Data records:

::::::::

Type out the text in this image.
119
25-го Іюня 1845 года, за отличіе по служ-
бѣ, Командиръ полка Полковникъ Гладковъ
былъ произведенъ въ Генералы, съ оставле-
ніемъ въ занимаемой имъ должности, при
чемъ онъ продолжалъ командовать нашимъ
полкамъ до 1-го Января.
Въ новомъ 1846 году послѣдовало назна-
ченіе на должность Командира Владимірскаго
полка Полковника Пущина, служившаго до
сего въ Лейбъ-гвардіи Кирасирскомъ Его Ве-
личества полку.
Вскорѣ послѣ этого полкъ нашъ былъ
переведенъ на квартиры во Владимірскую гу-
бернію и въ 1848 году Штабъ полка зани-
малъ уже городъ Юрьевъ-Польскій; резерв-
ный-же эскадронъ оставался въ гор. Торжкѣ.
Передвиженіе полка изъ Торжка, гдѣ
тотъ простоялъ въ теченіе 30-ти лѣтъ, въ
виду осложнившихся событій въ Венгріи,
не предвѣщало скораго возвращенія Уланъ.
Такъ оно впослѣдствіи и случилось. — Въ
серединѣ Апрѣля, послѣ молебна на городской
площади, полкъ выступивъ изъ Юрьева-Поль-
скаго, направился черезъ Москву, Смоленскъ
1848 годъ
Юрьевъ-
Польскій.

::::::::

- Problem requirements -
From the data above, show each line that contains "году".

- Final result -
Въ новомъ 1846 году послѣдовало назна-
бернію и въ 1848 году Штабъ полка зани-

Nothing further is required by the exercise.